### YOUR OBJECTIVE
Make an exact copy of the records, dropping all pictures.

──────── THE RECORDS

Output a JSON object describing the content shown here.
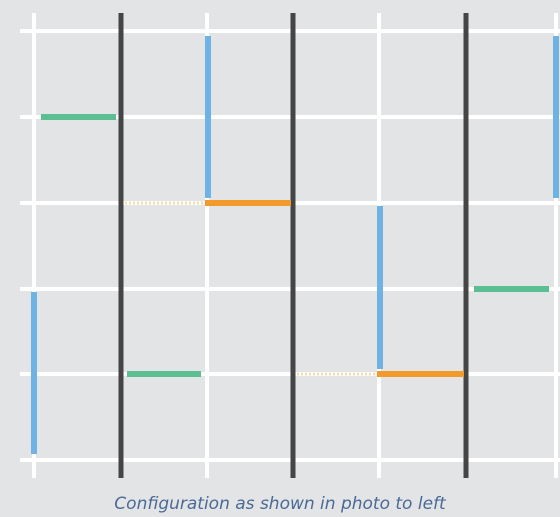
{
  "caption": "Configuration as shown in photo to left",
  "colors": {
    "background": "#e3e4e6",
    "grid_line": "#ffffff",
    "divider": "#454545",
    "blue_segment": "#6db3e4",
    "green_segment": "#5cbf94",
    "orange_segment": "#f29a2b",
    "dotted_link": "#f5ddb0"
  },
  "segments": [
    {
      "kind": "blue",
      "orientation": "vertical"
    },
    {
      "kind": "green",
      "orientation": "horizontal"
    },
    {
      "kind": "dotted",
      "orientation": "horizontal"
    },
    {
      "kind": "green",
      "orientation": "horizontal"
    },
    {
      "kind": "blue",
      "orientation": "vertical"
    },
    {
      "kind": "orange",
      "orientation": "horizontal"
    },
    {
      "kind": "dotted",
      "orientation": "horizontal"
    },
    {
      "kind": "blue",
      "orientation": "vertical"
    },
    {
      "kind": "orange",
      "orientation": "horizontal"
    },
    {
      "kind": "green",
      "orientation": "horizontal"
    },
    {
      "kind": "blue",
      "orientation": "vertical"
    }
  ]
}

────────────────

### RESULT OF THIS TASK
Output a JSON object describing the content shown here.
{
  "caption": "Configuration as shown in photo to left",
  "colors": {
    "background": "#e3e4e6",
    "grid_line": "#ffffff",
    "divider": "#454545",
    "blue_segment": "#6db3e4",
    "green_segment": "#5cbf94",
    "orange_segment": "#f29a2b",
    "dotted_link": "#f5ddb0"
  },
  "segments": [
    {
      "kind": "blue",
      "orientation": "vertical"
    },
    {
      "kind": "green",
      "orientation": "horizontal"
    },
    {
      "kind": "dotted",
      "orientation": "horizontal"
    },
    {
      "kind": "green",
      "orientation": "horizontal"
    },
    {
      "kind": "blue",
      "orientation": "vertical"
    },
    {
      "kind": "orange",
      "orientation": "horizontal"
    },
    {
      "kind": "dotted",
      "orientation": "horizontal"
    },
    {
      "kind": "blue",
      "orientation": "vertical"
    },
    {
      "kind": "orange",
      "orientation": "horizontal"
    },
    {
      "kind": "green",
      "orientation": "horizontal"
    },
    {
      "kind": "blue",
      "orientation": "vertical"
    }
  ]
}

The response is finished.